** Start of INFORMATION SUPPLIED **
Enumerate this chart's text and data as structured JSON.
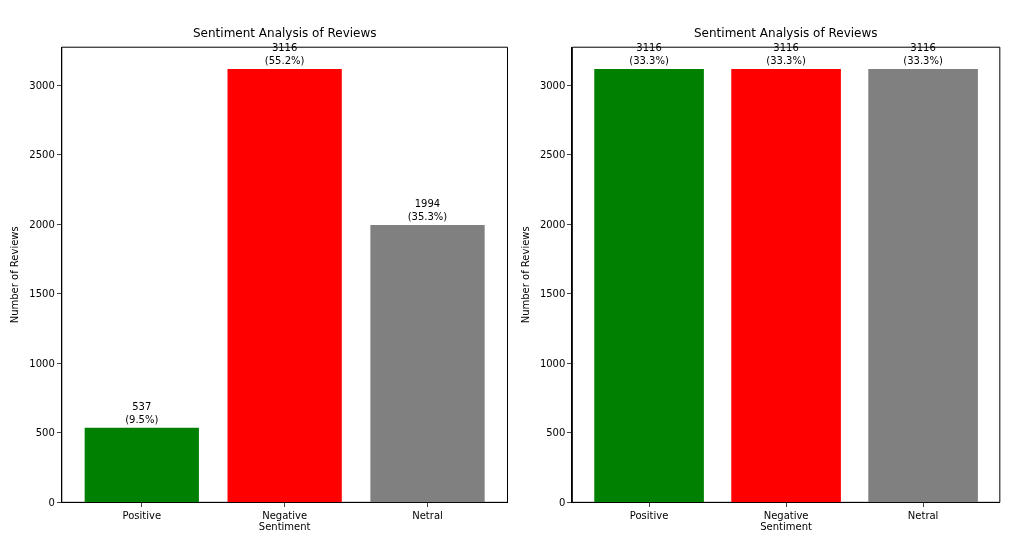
{
  "chart_data": [
    {
      "type": "bar",
      "title": "Sentiment Analysis of Reviews",
      "xlabel": "Sentiment",
      "ylabel": "Number of Reviews",
      "categories": [
        "Positive",
        "Negative",
        "Netral"
      ],
      "values": [
        537,
        3116,
        1994
      ],
      "colors": [
        "#008000",
        "#ff0000",
        "#808080"
      ],
      "value_labels": [
        "537\n(9.5%)",
        "3116\n(55.2%)",
        "1994\n(35.3%)"
      ],
      "ylim": [
        0,
        3272
      ],
      "yticks": [
        0,
        500,
        1000,
        1500,
        2000,
        2500,
        3000
      ]
    },
    {
      "type": "bar",
      "title": "Sentiment Analysis of Reviews",
      "xlabel": "Sentiment",
      "ylabel": "Number of Reviews",
      "categories": [
        "Positive",
        "Negative",
        "Netral"
      ],
      "values": [
        3116,
        3116,
        3116
      ],
      "colors": [
        "#008000",
        "#ff0000",
        "#808080"
      ],
      "value_labels": [
        "3116\n(33.3%)",
        "3116\n(33.3%)",
        "3116\n(33.3%)"
      ],
      "ylim": [
        0,
        3272
      ],
      "yticks": [
        0,
        500,
        1000,
        1500,
        2000,
        2500,
        3000
      ]
    }
  ]
}
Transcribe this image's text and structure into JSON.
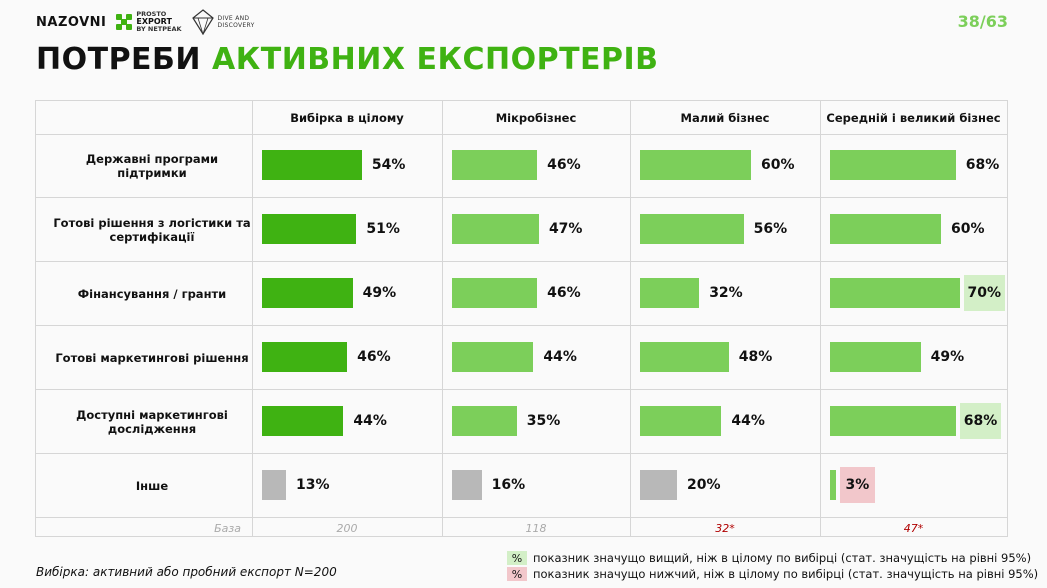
{
  "header": {
    "logo_nazovni": "NAZOVNI",
    "logo_prosto_line1": "PROSTO",
    "logo_prosto_line2": "EXPORT",
    "logo_prosto_line3": "BY NETPEAK",
    "logo_dive_line1": "DIVE AND",
    "logo_dive_line2": "DISCOVERY",
    "page_number": "38/63"
  },
  "title": {
    "part1": "ПОТРЕБИ ",
    "part2": "АКТИВНИХ ЕКСПОРТЕРІВ"
  },
  "colors": {
    "dark_green": "#3fb212",
    "light_green": "#7ccf5a",
    "grey": "#b8b8b8",
    "highlight_high": "#d3efc7",
    "highlight_low": "#f2c7cb"
  },
  "chart_data": {
    "type": "bar",
    "orientation": "horizontal",
    "categories": [
      "Державні програми підтримки",
      "Готові рішення з логістики та сертифікації",
      "Фінансування / гранти",
      "Готові маркетингові рішення",
      "Доступні маркетингові дослідження",
      "Інше"
    ],
    "series": [
      {
        "name": "Вибірка в цілому",
        "values": [
          54,
          51,
          49,
          46,
          44,
          13
        ],
        "base": "200"
      },
      {
        "name": "Мікробізнес",
        "values": [
          46,
          47,
          46,
          44,
          35,
          16
        ],
        "base": "118"
      },
      {
        "name": "Малий бізнес",
        "values": [
          60,
          56,
          32,
          48,
          44,
          20
        ],
        "base": "32*"
      },
      {
        "name": "Середній і великий бізнес",
        "values": [
          68,
          60,
          70,
          49,
          68,
          3
        ],
        "base": "47*"
      }
    ],
    "significance": [
      {
        "series": 3,
        "category": 2,
        "type": "higher"
      },
      {
        "series": 3,
        "category": 4,
        "type": "higher"
      },
      {
        "series": 3,
        "category": 5,
        "type": "lower"
      }
    ],
    "unit": "%",
    "base_label": "База"
  },
  "footnote": "Вибірка: активний або пробний експорт N=200",
  "legend": {
    "symbol": "%",
    "higher": "показник значущо вищий, ніж в цілому по вибірці (стат. значущість на рівні 95%)",
    "lower": "показник значущо нижчий, ніж в цілому по вибірці (стат. значущість на рівні 95%)"
  }
}
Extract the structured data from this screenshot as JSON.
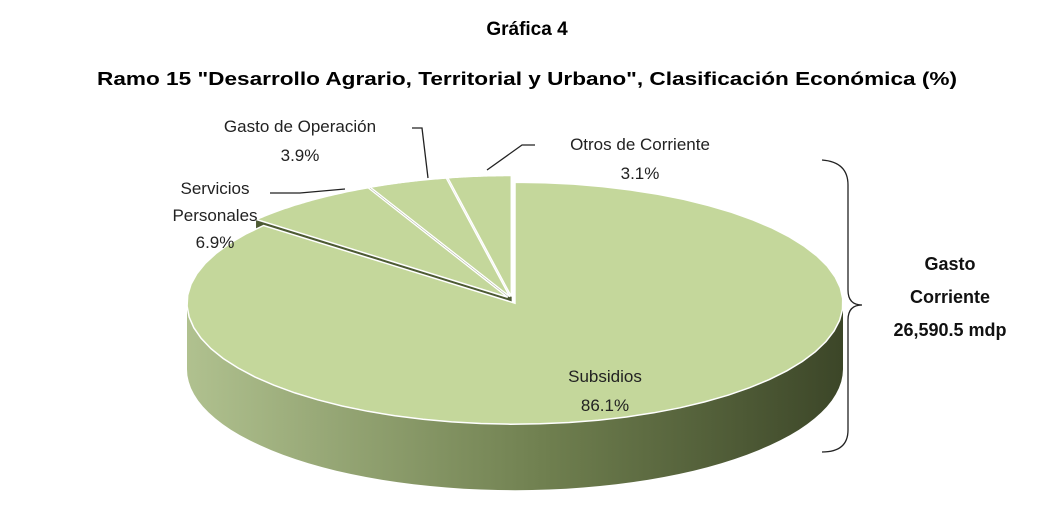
{
  "chart_data": {
    "type": "pie3d",
    "title": "Gráfica 4",
    "subtitle": "Ramo 15 \"Desarrollo Agrario, Territorial y Urbano\", Clasificación Económica (%)",
    "categories": [
      "Subsidios",
      "Servicios Personales",
      "Gasto de Operación",
      "Otros de Corriente"
    ],
    "values": [
      86.1,
      6.9,
      3.9,
      3.1
    ],
    "value_labels": [
      "86.1%",
      "6.9%",
      "3.9%",
      "3.1%"
    ],
    "color": "#c4d79b",
    "annotation": [
      "Gasto",
      "Corriente",
      "26,590.5 mdp"
    ]
  }
}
** End of INFORMATION SUPPLIED **
Repeat each entry exactly as it appears; skip any picture.

• [WRITTEN REPLY]:
Enumerate this chart's text and data as structured JSON.
{
  "chart_data": [
    {
      "type": "bar",
      "title": "Sentiment Analysis of Reviews",
      "xlabel": "Sentiment",
      "ylabel": "Number of Reviews",
      "categories": [
        "Positive",
        "Negative",
        "Netral"
      ],
      "values": [
        537,
        3116,
        1994
      ],
      "colors": [
        "#008000",
        "#ff0000",
        "#808080"
      ],
      "value_labels": [
        "537\n(9.5%)",
        "3116\n(55.2%)",
        "1994\n(35.3%)"
      ],
      "ylim": [
        0,
        3272
      ],
      "yticks": [
        0,
        500,
        1000,
        1500,
        2000,
        2500,
        3000
      ]
    },
    {
      "type": "bar",
      "title": "Sentiment Analysis of Reviews",
      "xlabel": "Sentiment",
      "ylabel": "Number of Reviews",
      "categories": [
        "Positive",
        "Negative",
        "Netral"
      ],
      "values": [
        3116,
        3116,
        3116
      ],
      "colors": [
        "#008000",
        "#ff0000",
        "#808080"
      ],
      "value_labels": [
        "3116\n(33.3%)",
        "3116\n(33.3%)",
        "3116\n(33.3%)"
      ],
      "ylim": [
        0,
        3272
      ],
      "yticks": [
        0,
        500,
        1000,
        1500,
        2000,
        2500,
        3000
      ]
    }
  ]
}
Transcribe this image's text and structure into JSON.
{
  "header": {
    "logo_nazovni": "NAZOVNI",
    "logo_prosto_line1": "PROSTO",
    "logo_prosto_line2": "EXPORT",
    "logo_prosto_line3": "BY NETPEAK",
    "logo_dive_line1": "DIVE AND",
    "logo_dive_line2": "DISCOVERY",
    "page_number": "38/63"
  },
  "title": {
    "part1": "ПОТРЕБИ ",
    "part2": "АКТИВНИХ ЕКСПОРТЕРІВ"
  },
  "colors": {
    "dark_green": "#3fb212",
    "light_green": "#7ccf5a",
    "grey": "#b8b8b8",
    "highlight_high": "#d3efc7",
    "highlight_low": "#f2c7cb"
  },
  "chart_data": {
    "type": "bar",
    "orientation": "horizontal",
    "categories": [
      "Державні програми підтримки",
      "Готові рішення з логістики та сертифікації",
      "Фінансування / гранти",
      "Готові маркетингові рішення",
      "Доступні маркетингові дослідження",
      "Інше"
    ],
    "series": [
      {
        "name": "Вибірка в цілому",
        "values": [
          54,
          51,
          49,
          46,
          44,
          13
        ],
        "base": "200"
      },
      {
        "name": "Мікробізнес",
        "values": [
          46,
          47,
          46,
          44,
          35,
          16
        ],
        "base": "118"
      },
      {
        "name": "Малий бізнес",
        "values": [
          60,
          56,
          32,
          48,
          44,
          20
        ],
        "base": "32*"
      },
      {
        "name": "Середній і великий бізнес",
        "values": [
          68,
          60,
          70,
          49,
          68,
          3
        ],
        "base": "47*"
      }
    ],
    "significance": [
      {
        "series": 3,
        "category": 2,
        "type": "higher"
      },
      {
        "series": 3,
        "category": 4,
        "type": "higher"
      },
      {
        "series": 3,
        "category": 5,
        "type": "lower"
      }
    ],
    "unit": "%",
    "base_label": "База"
  },
  "footnote": "Вибірка: активний або пробний експорт N=200",
  "legend": {
    "symbol": "%",
    "higher": "показник значущо вищий, ніж в цілому по вибірці (стат. значущість на рівні 95%)",
    "lower": "показник значущо нижчий, ніж в цілому по вибірці (стат. значущість на рівні 95%)"
  }
}
Extract the structured data from this screenshot as JSON.
{
  "chart_data": {
    "type": "pie3d",
    "title": "Gráfica 4",
    "subtitle": "Ramo 15 \"Desarrollo Agrario, Territorial y Urbano\", Clasificación Económica (%)",
    "categories": [
      "Subsidios",
      "Servicios Personales",
      "Gasto de Operación",
      "Otros de Corriente"
    ],
    "values": [
      86.1,
      6.9,
      3.9,
      3.1
    ],
    "value_labels": [
      "86.1%",
      "6.9%",
      "3.9%",
      "3.1%"
    ],
    "color": "#c4d79b",
    "annotation": [
      "Gasto",
      "Corriente",
      "26,590.5 mdp"
    ]
  }
}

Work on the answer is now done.